START

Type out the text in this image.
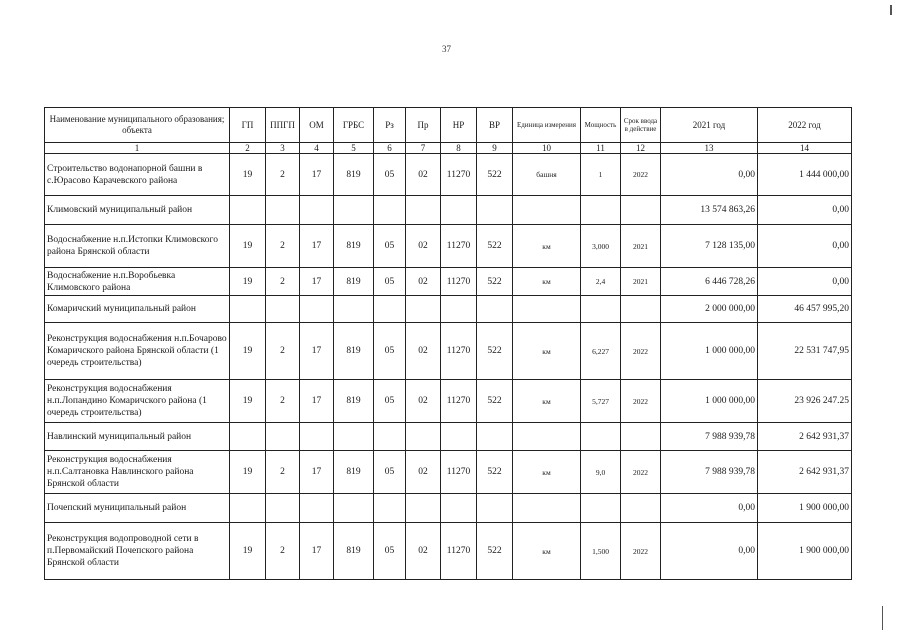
37
Наименование муниципального образования; объекта	ГП	ППГП	ОМ	ГРБС	Рз	Пр	НР	ВР	Единица измерения	Мощность	Срок ввода в действие	2021 год	2022 год
1	2	3	4	5	6	7	8	9	10	11	12	13	14
Строительство водонапорной башни в с.Юрасово Карачевского района	19	2	17	819	05	02	11270	522	башня	1	2022	0,00	1 444 000,00
Климовский муниципальный район												13 574 863,26	0,00
Водоснабжение н.п.Истопки Климовского района Брянской области	19	2	17	819	05	02	11270	522	км	3,000	2021	7 128 135,00	0,00
Водоснабжение н.п.Воробьевка Климовского района	19	2	17	819	05	02	11270	522	км	2,4	2021	6 446 728,26	0,00
Комаричский муниципальный район												2 000 000,00	46 457 995,20
Реконструкция водоснабжения н.п.Бочарово Комаричского района Брянской области (1 очередь строительства)	19	2	17	819	05	02	11270	522	км	6,227	2022	1 000 000,00	22 531 747,95
Реконструкция водоснабжения н.п.Лопандино Комаричского района (1 очередь строительства)	19	2	17	819	05	02	11270	522	км	5,727	2022	1 000 000,00	23 926 247.25
Навлинский муниципальный район												7 988 939,78	2 642 931,37
Реконструкция водоснабжения н.п.Салтановка Навлинского района Брянской области	19	2	17	819	05	02	11270	522	км	9,0	2022	7 988 939,78	2 642 931,37
Почепский муниципальный район												0,00	1 900 000,00
Реконструкция водопроводной сети в п.Первомайский Почепского района Брянской области	19	2	17	819	05	02	11270	522	км	1,500	2022	0,00	1 900 000,00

END

Without the pictures, write out all of the material exactly.

* _RESPONSE TO THIS TASK_
Type out the text in this image.
37
Наименование муниципального образования; объекта	ГП	ППГП	ОМ	ГРБС	Рз	Пр	НР	ВР	Единица измерения	Мощность	Срок ввода в действие	2021 год	2022 год
1	2	3	4	5	6	7	8	9	10	11	12	13	14
Строительство водонапорной башни в с.Юрасово Карачевского района	19	2	17	819	05	02	11270	522	башня	1	2022	0,00	1 444 000,00
Климовский муниципальный район												13 574 863,26	0,00
Водоснабжение н.п.Истопки Климовского района Брянской области	19	2	17	819	05	02	11270	522	км	3,000	2021	7 128 135,00	0,00
Водоснабжение н.п.Воробьевка Климовского района	19	2	17	819	05	02	11270	522	км	2,4	2021	6 446 728,26	0,00
Комаричский муниципальный район												2 000 000,00	46 457 995,20
Реконструкция водоснабжения н.п.Бочарово Комаричского района Брянской области (1 очередь строительства)	19	2	17	819	05	02	11270	522	км	6,227	2022	1 000 000,00	22 531 747,95
Реконструкция водоснабжения н.п.Лопандино Комаричского района (1 очередь строительства)	19	2	17	819	05	02	11270	522	км	5,727	2022	1 000 000,00	23 926 247.25
Навлинский муниципальный район												7 988 939,78	2 642 931,37
Реконструкция водоснабжения н.п.Салтановка Навлинского района Брянской области	19	2	17	819	05	02	11270	522	км	9,0	2022	7 988 939,78	2 642 931,37
Почепский муниципальный район												0,00	1 900 000,00
Реконструкция водопроводной сети в п.Первомайский Почепского района Брянской области	19	2	17	819	05	02	11270	522	км	1,500	2022	0,00	1 900 000,00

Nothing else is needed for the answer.